→ **Required task**:
Word for word, repeat the entries, minus the pictures.

--- begin Given entries ---

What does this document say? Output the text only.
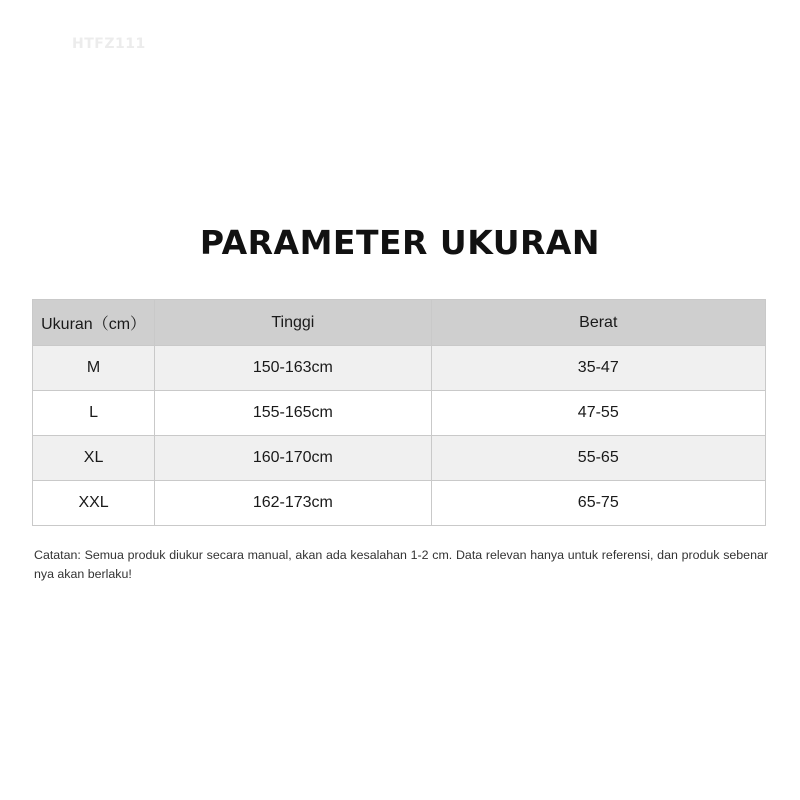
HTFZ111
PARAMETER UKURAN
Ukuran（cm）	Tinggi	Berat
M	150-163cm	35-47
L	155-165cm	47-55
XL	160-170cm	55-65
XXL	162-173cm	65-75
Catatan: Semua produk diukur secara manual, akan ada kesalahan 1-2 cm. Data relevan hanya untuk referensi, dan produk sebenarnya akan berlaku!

--- end Given entries ---

→ **Solution to the problem**:
What does this document say? Output the text only.
HTFZ111
PARAMETER UKURAN
Ukuran（cm）	Tinggi	Berat
M	150-163cm	35-47
L	155-165cm	47-55
XL	160-170cm	55-65
XXL	162-173cm	65-75
Catatan: Semua produk diukur secara manual, akan ada kesalahan 1-2 cm. Data relevan hanya untuk referensi, dan produk sebenarnya akan berlaku!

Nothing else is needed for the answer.